SHORT EXERCISE: Will you extract the entries word for word? Images should not appear in the copy.

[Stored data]

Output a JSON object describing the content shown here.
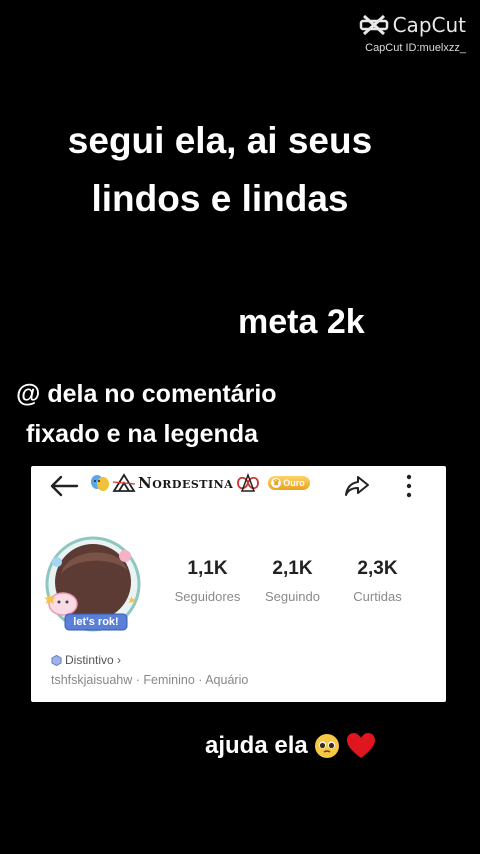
{
  "watermark": {
    "brand": "CapCut",
    "id": "CapCut ID:muelxzz_"
  },
  "captions": {
    "line1": "segui ela, ai seus",
    "line2": "lindos e lindas",
    "meta": "meta 2k",
    "at_line1": "@ dela no comentário",
    "at_line2": "fixado e na legenda",
    "help": "ajuda ela"
  },
  "profile": {
    "username": "Nordestina",
    "badge": "Ouro",
    "avatar_sticker": "let's rok!",
    "stats": [
      {
        "value": "1,1K",
        "label": "Seguidores"
      },
      {
        "value": "2,1K",
        "label": "Seguindo"
      },
      {
        "value": "2,3K",
        "label": "Curtidas"
      }
    ],
    "distintivo": "Distintivo ›",
    "meta_line": "tshfskjaisuahw · Feminino · Aquário"
  },
  "colors": {
    "background": "#000000",
    "card": "#ffffff",
    "heart": "#e0161f",
    "gold": "#e9a21f"
  }
}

ANSWER TO THIS EXERCISE:
Output a JSON object describing the content shown here.
{
  "watermark": {
    "brand": "CapCut",
    "id": "CapCut ID:muelxzz_"
  },
  "captions": {
    "line1": "segui ela, ai seus",
    "line2": "lindos e lindas",
    "meta": "meta 2k",
    "at_line1": "@ dela no comentário",
    "at_line2": "fixado e na legenda",
    "help": "ajuda ela"
  },
  "profile": {
    "username": "Nordestina",
    "badge": "Ouro",
    "avatar_sticker": "let's rok!",
    "stats": [
      {
        "value": "1,1K",
        "label": "Seguidores"
      },
      {
        "value": "2,1K",
        "label": "Seguindo"
      },
      {
        "value": "2,3K",
        "label": "Curtidas"
      }
    ],
    "distintivo": "Distintivo ›",
    "meta_line": "tshfskjaisuahw · Feminino · Aquário"
  },
  "colors": {
    "background": "#000000",
    "card": "#ffffff",
    "heart": "#e0161f",
    "gold": "#e9a21f"
  }
}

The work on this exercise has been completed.